§ PROBLEM TO WORK ON
In the material below, list every line carrying the string "name".

§ INPUT FOR THIS TASK
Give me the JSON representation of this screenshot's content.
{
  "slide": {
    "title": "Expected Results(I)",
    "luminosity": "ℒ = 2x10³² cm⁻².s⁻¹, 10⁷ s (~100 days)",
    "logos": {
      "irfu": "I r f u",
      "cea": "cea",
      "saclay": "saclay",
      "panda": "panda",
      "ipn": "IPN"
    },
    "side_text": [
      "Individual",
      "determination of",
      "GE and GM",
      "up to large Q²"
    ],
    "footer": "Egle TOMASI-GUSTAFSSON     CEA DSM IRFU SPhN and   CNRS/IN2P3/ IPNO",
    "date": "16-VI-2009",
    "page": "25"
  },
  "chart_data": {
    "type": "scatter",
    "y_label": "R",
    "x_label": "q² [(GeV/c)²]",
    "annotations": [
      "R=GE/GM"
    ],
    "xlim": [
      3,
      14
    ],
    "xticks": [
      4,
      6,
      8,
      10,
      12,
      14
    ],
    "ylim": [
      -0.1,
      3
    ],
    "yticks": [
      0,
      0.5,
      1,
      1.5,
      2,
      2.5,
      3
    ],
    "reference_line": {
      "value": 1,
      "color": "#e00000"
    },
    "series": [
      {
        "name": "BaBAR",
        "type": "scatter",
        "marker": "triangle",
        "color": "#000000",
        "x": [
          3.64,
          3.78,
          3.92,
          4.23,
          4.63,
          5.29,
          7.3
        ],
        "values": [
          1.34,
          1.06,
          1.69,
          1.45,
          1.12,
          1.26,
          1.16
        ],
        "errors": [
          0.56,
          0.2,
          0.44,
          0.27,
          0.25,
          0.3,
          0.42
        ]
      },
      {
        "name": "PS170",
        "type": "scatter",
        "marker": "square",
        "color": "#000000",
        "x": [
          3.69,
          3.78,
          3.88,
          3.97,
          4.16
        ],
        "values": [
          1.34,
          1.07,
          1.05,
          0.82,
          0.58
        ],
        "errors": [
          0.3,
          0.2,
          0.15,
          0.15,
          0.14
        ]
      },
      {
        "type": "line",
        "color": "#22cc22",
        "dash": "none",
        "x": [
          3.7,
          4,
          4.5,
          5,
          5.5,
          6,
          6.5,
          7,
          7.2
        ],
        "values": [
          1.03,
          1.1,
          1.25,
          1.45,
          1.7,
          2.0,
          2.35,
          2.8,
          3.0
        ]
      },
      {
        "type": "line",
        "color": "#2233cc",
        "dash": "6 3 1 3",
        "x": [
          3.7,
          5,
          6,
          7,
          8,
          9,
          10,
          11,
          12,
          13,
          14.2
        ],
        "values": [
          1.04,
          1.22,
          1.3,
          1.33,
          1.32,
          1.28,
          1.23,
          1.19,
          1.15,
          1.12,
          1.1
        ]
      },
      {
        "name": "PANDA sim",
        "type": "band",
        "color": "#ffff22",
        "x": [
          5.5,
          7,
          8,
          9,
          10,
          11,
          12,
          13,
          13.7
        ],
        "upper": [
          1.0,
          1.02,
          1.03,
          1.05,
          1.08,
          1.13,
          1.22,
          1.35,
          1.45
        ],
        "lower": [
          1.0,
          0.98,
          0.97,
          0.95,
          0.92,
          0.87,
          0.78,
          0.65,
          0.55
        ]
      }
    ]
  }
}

§ ANSWER FOR THIS EXERCISE
        "name": "BaBAR",
        "name": "PS170",
        "name": "PANDA sim",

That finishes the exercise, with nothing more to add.